■ Exercise prompt:
Scan each line of the records for the word "from" and extract the ones that have it.

* begin Task input *

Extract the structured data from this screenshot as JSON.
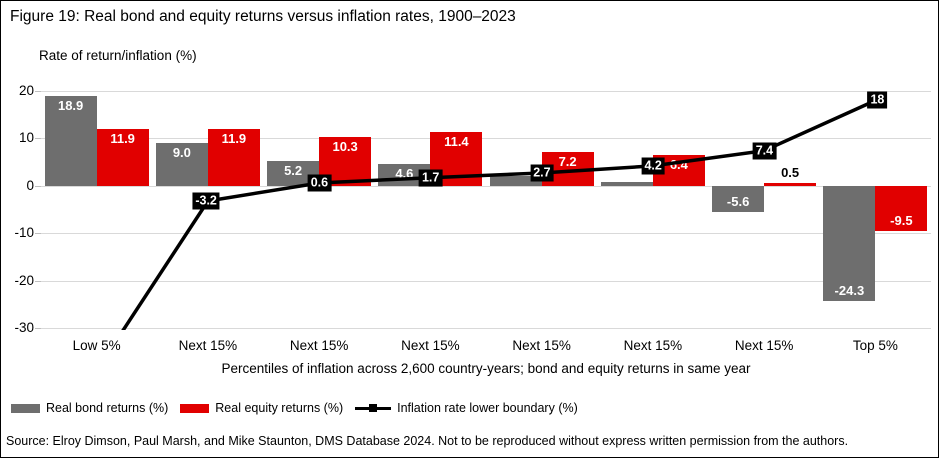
{
  "figure": {
    "title": "Figure 19: Real bond and equity returns versus inflation rates, 1900–2023",
    "y_axis_title": "Rate of return/inflation (%)",
    "x_axis_title": "Percentiles of inflation across 2,600 country-years; bond and equity returns in same year",
    "source": "Source: Elroy Dimson, Paul Marsh, and Mike Staunton, DMS Database 2024. Not to be reproduced without express written permission from the authors."
  },
  "colors": {
    "bond": "#6e6e6e",
    "equity": "#e10000",
    "line": "#000000",
    "grid": "#d9d9d9"
  },
  "legend": {
    "items": [
      {
        "label": "Real bond returns (%)",
        "type": "bar",
        "color": "#6e6e6e"
      },
      {
        "label": "Real equity returns (%)",
        "type": "bar",
        "color": "#e10000"
      },
      {
        "label": "Inflation rate lower boundary (%)",
        "type": "line",
        "color": "#000000"
      }
    ]
  },
  "chart_data": {
    "type": "bar",
    "categories": [
      "Low 5%",
      "Next 15%",
      "Next 15%",
      "Next 15%",
      "Next 15%",
      "Next 15%",
      "Next 15%",
      "Top 5%"
    ],
    "series": [
      {
        "name": "Real bond returns (%)",
        "type": "bar",
        "color": "#6e6e6e",
        "values": [
          18.9,
          9.0,
          5.2,
          4.6,
          2.0,
          0.7,
          -5.6,
          -24.3
        ],
        "labels": [
          "18.9",
          "9.0",
          "5.2",
          "4.6",
          "",
          "",
          "-5.6",
          "-24.3"
        ]
      },
      {
        "name": "Real equity returns (%)",
        "type": "bar",
        "color": "#e10000",
        "values": [
          11.9,
          11.9,
          10.3,
          11.4,
          7.2,
          6.4,
          0.5,
          -9.5
        ],
        "labels": [
          "11.9",
          "11.9",
          "10.3",
          "11.4",
          "7.2",
          "6.4",
          "0.5",
          "-9.5"
        ]
      },
      {
        "name": "Inflation rate lower boundary (%)",
        "type": "line",
        "color": "#000000",
        "values": [
          -39,
          -3.2,
          0.6,
          1.7,
          2.7,
          4.2,
          7.4,
          18
        ],
        "labels": [
          "",
          "-3.2",
          "0.6",
          "1.7",
          "2.7",
          "4.2",
          "7.4",
          "18"
        ]
      }
    ],
    "y_ticks": [
      "20",
      "10",
      "0",
      "-10",
      "-20",
      "-30"
    ],
    "ylim": [
      -30,
      20
    ],
    "grid": true,
    "legend_position": "bottom"
  }
}
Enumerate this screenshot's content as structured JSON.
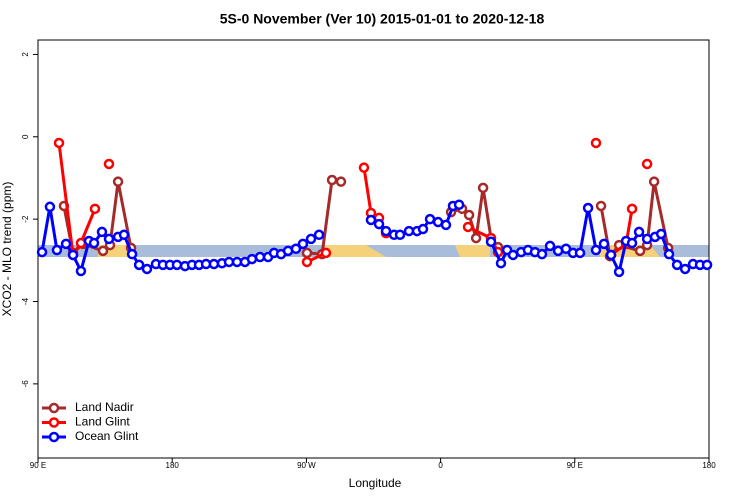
{
  "chart_data": {
    "type": "line",
    "title": "5S-0 November (Ver 10)   2015-01-01 to 2020-12-18",
    "x_label": "Longitude",
    "y_label": "XCO2 - MLO trend (ppm)",
    "xlim": [
      90,
      540
    ],
    "ylim": [
      -7.8,
      2.35
    ],
    "xticks": [
      {
        "value": 90,
        "label": "90 E"
      },
      180,
      {
        "value": 270,
        "label": "90 W"
      },
      {
        "value": 360,
        "label": "0"
      },
      {
        "value": 450,
        "label": "90 E"
      },
      {
        "value": 540,
        "label": "180"
      }
    ],
    "yticks": [
      2,
      0,
      -2,
      -4,
      -6
    ],
    "legend": "bottom-left",
    "series": [
      {
        "name": "Land Nadir",
        "color": "#a52a2a",
        "x": [
          107.4,
          113.5,
          120.2,
          133.6,
          138.3,
          143.7,
          152.4,
          null,
          270.4,
          280.5,
          287.2,
          293.2,
          null,
          367.0,
          374.4,
          379.1,
          383.8,
          388.5,
          393.8,
          398.5,
          null,
          467.6,
          473.6,
          479.7,
          493.8,
          498.5,
          503.2,
          512.6
        ],
        "values": [
          -1.68,
          -2.82,
          -2.6,
          -2.77,
          -2.63,
          -1.09,
          -2.7,
          null,
          -2.82,
          -2.85,
          -1.05,
          -1.09,
          null,
          -1.83,
          -1.75,
          -1.9,
          -2.46,
          -1.24,
          -2.46,
          -2.68,
          null,
          -1.68,
          -2.9,
          -2.63,
          -2.77,
          -2.63,
          -1.09,
          -2.7
        ]
      },
      {
        "name": "Land Glint",
        "color": "#ff0000",
        "x": [
          104.1,
          113.5,
          118.8,
          128.2,
          null,
          137.6,
          null,
          270.4,
          283.1,
          null,
          308.6,
          313.3,
          318.7,
          323.4,
          null,
          378.4,
          393.8,
          398.5,
          null,
          464.2,
          null,
          474.3,
          484.4,
          488.4,
          null,
          498.5
        ],
        "values": [
          -0.15,
          -2.87,
          -2.58,
          -1.75,
          null,
          -0.66,
          null,
          -3.04,
          -2.82,
          null,
          -0.75,
          -1.85,
          -1.97,
          -2.34,
          null,
          -2.19,
          -2.46,
          -2.8,
          null,
          -0.15,
          null,
          -2.87,
          -2.6,
          -1.75,
          null,
          -0.66
        ]
      },
      {
        "name": "Ocean Glint",
        "color": "#0000ff",
        "x": [
          92.7,
          98.0,
          102.7,
          108.8,
          113.5,
          118.8,
          124.2,
          127.6,
          132.9,
          137.6,
          143.7,
          147.7,
          153.1,
          157.8,
          163.1,
          169.1,
          173.8,
          178.5,
          183.2,
          188.6,
          193.3,
          198.0,
          202.7,
          208.0,
          213.4,
          218.1,
          223.5,
          228.8,
          233.5,
          238.9,
          244.3,
          248.3,
          253.0,
          257.7,
          263.0,
          267.7,
          273.1,
          278.5,
          null,
          313.3,
          318.7,
          323.4,
          328.8,
          332.8,
          338.8,
          344.2,
          348.2,
          352.9,
          358.3,
          363.6,
          368.3,
          372.4,
          null,
          393.8,
          400.5,
          404.6,
          408.6,
          414.0,
          418.6,
          423.3,
          428.0,
          433.4,
          438.8,
          444.1,
          448.8,
          453.5,
          458.9,
          464.2,
          469.6,
          474.3,
          479.7,
          484.4,
          488.4,
          493.1,
          498.5,
          503.8,
          507.9,
          513.2,
          518.6,
          524.0,
          529.3,
          534.0,
          538.7
        ],
        "values": [
          -2.8,
          -1.7,
          -2.75,
          -2.6,
          -2.87,
          -3.26,
          -2.53,
          -2.58,
          -2.31,
          -2.48,
          -2.43,
          -2.38,
          -2.85,
          -3.11,
          -3.21,
          -3.09,
          -3.11,
          -3.11,
          -3.11,
          -3.14,
          -3.11,
          -3.11,
          -3.09,
          -3.09,
          -3.07,
          -3.04,
          -3.04,
          -3.04,
          -2.97,
          -2.92,
          -2.92,
          -2.82,
          -2.85,
          -2.77,
          -2.72,
          -2.6,
          -2.48,
          -2.38,
          null,
          -2.02,
          -2.12,
          -2.29,
          -2.38,
          -2.38,
          -2.29,
          -2.29,
          -2.24,
          -2.0,
          -2.07,
          -2.14,
          -1.68,
          -1.65,
          null,
          -2.55,
          -3.07,
          -2.75,
          -2.87,
          -2.8,
          -2.75,
          -2.8,
          -2.85,
          -2.65,
          -2.77,
          -2.72,
          -2.82,
          -2.82,
          -1.73,
          -2.75,
          -2.6,
          -2.87,
          -3.28,
          -2.53,
          -2.58,
          -2.31,
          -2.48,
          -2.43,
          -2.36,
          -2.85,
          -3.11,
          -3.21,
          -3.09,
          -3.11,
          -3.11
        ]
      }
    ]
  }
}
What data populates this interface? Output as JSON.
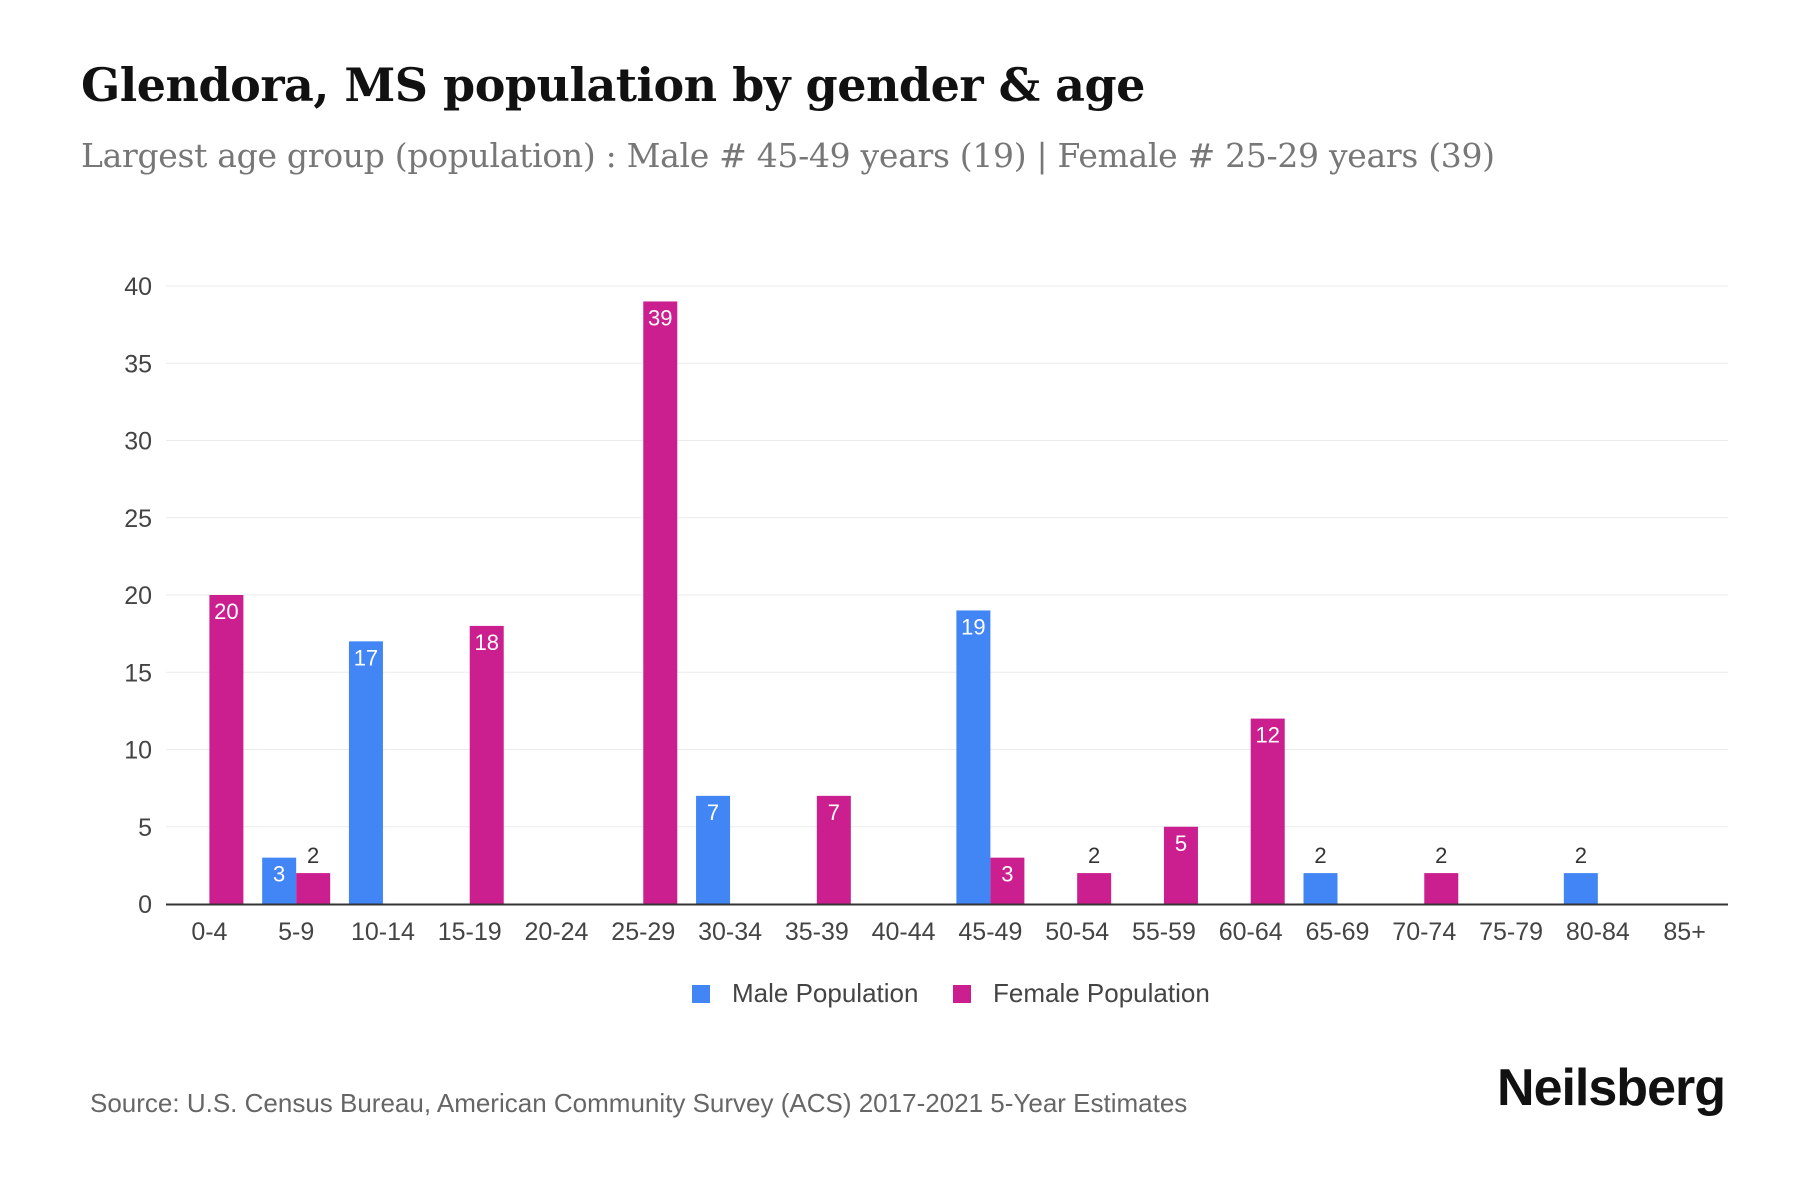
{
  "header": {
    "title": "Glendora, MS population by gender & age",
    "subtitle": "Largest age group (population) : Male # 45-49 years (19) | Female # 25-29 years (39)"
  },
  "footer": {
    "source": "Source: U.S. Census Bureau, American Community Survey (ACS) 2017-2021 5-Year Estimates",
    "brand": "Neilsberg"
  },
  "colors": {
    "male": "#4285f4",
    "female": "#cc1f8f",
    "grid": "#ebebeb",
    "axis": "#333333"
  },
  "chart_data": {
    "type": "bar",
    "categories": [
      "0-4",
      "5-9",
      "10-14",
      "15-19",
      "20-24",
      "25-29",
      "30-34",
      "35-39",
      "40-44",
      "45-49",
      "50-54",
      "55-59",
      "60-64",
      "65-69",
      "70-74",
      "75-79",
      "80-84",
      "85+"
    ],
    "series": [
      {
        "name": "Male Population",
        "values": [
          0,
          3,
          17,
          0,
          0,
          0,
          7,
          0,
          0,
          19,
          0,
          0,
          0,
          2,
          0,
          0,
          2,
          0
        ]
      },
      {
        "name": "Female Population",
        "values": [
          20,
          2,
          0,
          18,
          0,
          39,
          0,
          7,
          0,
          3,
          2,
          5,
          12,
          0,
          2,
          0,
          0,
          0
        ]
      }
    ],
    "yticks": [
      0,
      5,
      10,
      15,
      20,
      25,
      30,
      35,
      40
    ],
    "ylim": [
      0,
      40
    ],
    "grid": true,
    "legend_position": "bottom-center"
  }
}
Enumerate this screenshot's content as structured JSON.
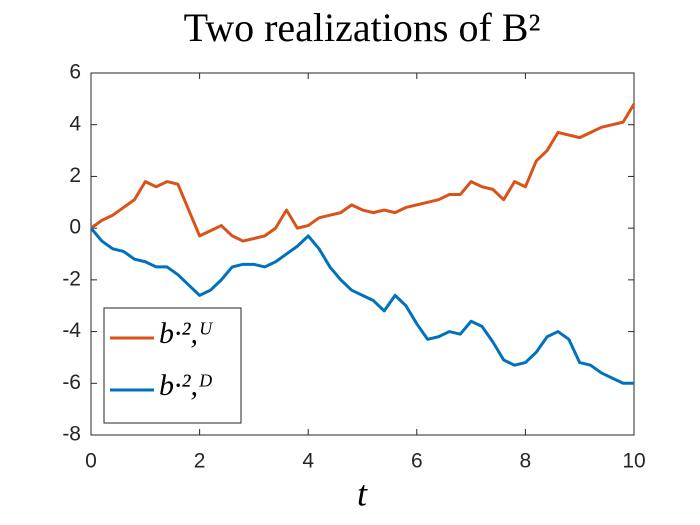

* end Task input *

■ Task answer:
Extract the structured data from this screenshot as JSON.
    "source": "Source: Elroy Dimson, Paul Marsh, and Mike Staunton, DMS Database 2024. Not to be reproduced without express written permission from the authors."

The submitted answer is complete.